----- The input -----

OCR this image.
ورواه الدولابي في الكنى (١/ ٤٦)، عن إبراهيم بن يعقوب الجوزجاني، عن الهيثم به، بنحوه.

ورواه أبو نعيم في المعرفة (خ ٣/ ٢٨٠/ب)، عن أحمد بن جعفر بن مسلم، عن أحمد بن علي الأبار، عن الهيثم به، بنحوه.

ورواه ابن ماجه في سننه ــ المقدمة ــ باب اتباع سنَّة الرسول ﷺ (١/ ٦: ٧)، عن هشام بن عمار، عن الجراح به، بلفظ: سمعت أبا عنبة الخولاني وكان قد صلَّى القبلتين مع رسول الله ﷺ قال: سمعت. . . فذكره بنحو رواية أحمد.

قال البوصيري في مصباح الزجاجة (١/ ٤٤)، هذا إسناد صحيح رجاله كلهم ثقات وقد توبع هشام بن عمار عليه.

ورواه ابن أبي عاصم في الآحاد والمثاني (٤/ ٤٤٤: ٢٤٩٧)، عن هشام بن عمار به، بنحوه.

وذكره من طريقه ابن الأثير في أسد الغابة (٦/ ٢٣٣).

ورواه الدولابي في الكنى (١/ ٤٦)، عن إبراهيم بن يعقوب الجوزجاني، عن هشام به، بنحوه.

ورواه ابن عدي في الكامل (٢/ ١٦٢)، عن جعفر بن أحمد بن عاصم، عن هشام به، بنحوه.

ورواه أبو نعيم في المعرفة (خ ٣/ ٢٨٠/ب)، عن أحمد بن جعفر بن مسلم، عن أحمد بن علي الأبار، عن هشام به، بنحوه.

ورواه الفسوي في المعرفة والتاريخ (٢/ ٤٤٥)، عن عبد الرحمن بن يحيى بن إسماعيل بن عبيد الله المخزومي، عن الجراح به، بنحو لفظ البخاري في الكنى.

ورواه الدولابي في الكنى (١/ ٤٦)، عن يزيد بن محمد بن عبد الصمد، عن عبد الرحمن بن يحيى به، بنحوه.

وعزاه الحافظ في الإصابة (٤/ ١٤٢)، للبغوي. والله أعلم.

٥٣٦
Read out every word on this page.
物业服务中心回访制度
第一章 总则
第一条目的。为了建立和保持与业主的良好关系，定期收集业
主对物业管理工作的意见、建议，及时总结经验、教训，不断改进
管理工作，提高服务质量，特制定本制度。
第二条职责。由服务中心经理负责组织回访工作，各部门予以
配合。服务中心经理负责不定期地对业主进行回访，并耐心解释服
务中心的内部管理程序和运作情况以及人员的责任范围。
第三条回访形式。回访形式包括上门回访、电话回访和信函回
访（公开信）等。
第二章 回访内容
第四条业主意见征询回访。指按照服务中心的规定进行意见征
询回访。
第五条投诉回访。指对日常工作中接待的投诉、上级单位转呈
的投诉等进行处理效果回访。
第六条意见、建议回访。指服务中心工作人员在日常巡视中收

-----

> **Task goal**: Reproduce the data, keeping every line exactly the same.

> **Written reply**:
OCR this image.
ورواه الدولابي في الكنى (١/ ٤٦)، عن إبراهيم بن يعقوب الجوزجاني، عن الهيثم به، بنحوه.

ورواه أبو نعيم في المعرفة (خ ٣/ ٢٨٠/ب)، عن أحمد بن جعفر بن مسلم، عن أحمد بن علي الأبار، عن الهيثم به، بنحوه.

ورواه ابن ماجه في سننه ــ المقدمة ــ باب اتباع سنَّة الرسول ﷺ (١/ ٦: ٧)، عن هشام بن عمار، عن الجراح به، بلفظ: سمعت أبا عنبة الخولاني وكان قد صلَّى القبلتين مع رسول الله ﷺ قال: سمعت. . . فذكره بنحو رواية أحمد.

قال البوصيري في مصباح الزجاجة (١/ ٤٤)، هذا إسناد صحيح رجاله كلهم ثقات وقد توبع هشام بن عمار عليه.

ورواه ابن أبي عاصم في الآحاد والمثاني (٤/ ٤٤٤: ٢٤٩٧)، عن هشام بن عمار به، بنحوه.

وذكره من طريقه ابن الأثير في أسد الغابة (٦/ ٢٣٣).

ورواه الدولابي في الكنى (١/ ٤٦)، عن إبراهيم بن يعقوب الجوزجاني، عن هشام به، بنحوه.

ورواه ابن عدي في الكامل (٢/ ١٦٢)، عن جعفر بن أحمد بن عاصم، عن هشام به، بنحوه.

ورواه أبو نعيم في المعرفة (خ ٣/ ٢٨٠/ب)، عن أحمد بن جعفر بن مسلم، عن أحمد بن علي الأبار، عن هشام به، بنحوه.

ورواه الفسوي في المعرفة والتاريخ (٢/ ٤٤٥)، عن عبد الرحمن بن يحيى بن إسماعيل بن عبيد الله المخزومي، عن الجراح به، بنحو لفظ البخاري في الكنى.

ورواه الدولابي في الكنى (١/ ٤٦)، عن يزيد بن محمد بن عبد الصمد، عن عبد الرحمن بن يحيى به، بنحوه.

وعزاه الحافظ في الإصابة (٤/ ١٤٢)، للبغوي. والله أعلم.

٥٣٦
Read out every word on this page.
物业服务中心回访制度
第一章 总则
第一条目的。为了建立和保持与业主的良好关系，定期收集业
主对物业管理工作的意见、建议，及时总结经验、教训，不断改进
管理工作，提高服务质量，特制定本制度。
第二条职责。由服务中心经理负责组织回访工作，各部门予以
配合。服务中心经理负责不定期地对业主进行回访，并耐心解释服
务中心的内部管理程序和运作情况以及人员的责任范围。
第三条回访形式。回访形式包括上门回访、电话回访和信函回
访（公开信）等。
第二章 回访内容
第四条业主意见征询回访。指按照服务中心的规定进行意见征
询回访。
第五条投诉回访。指对日常工作中接待的投诉、上级单位转呈
的投诉等进行处理效果回访。
第六条意见、建议回访。指服务中心工作人员在日常巡视中收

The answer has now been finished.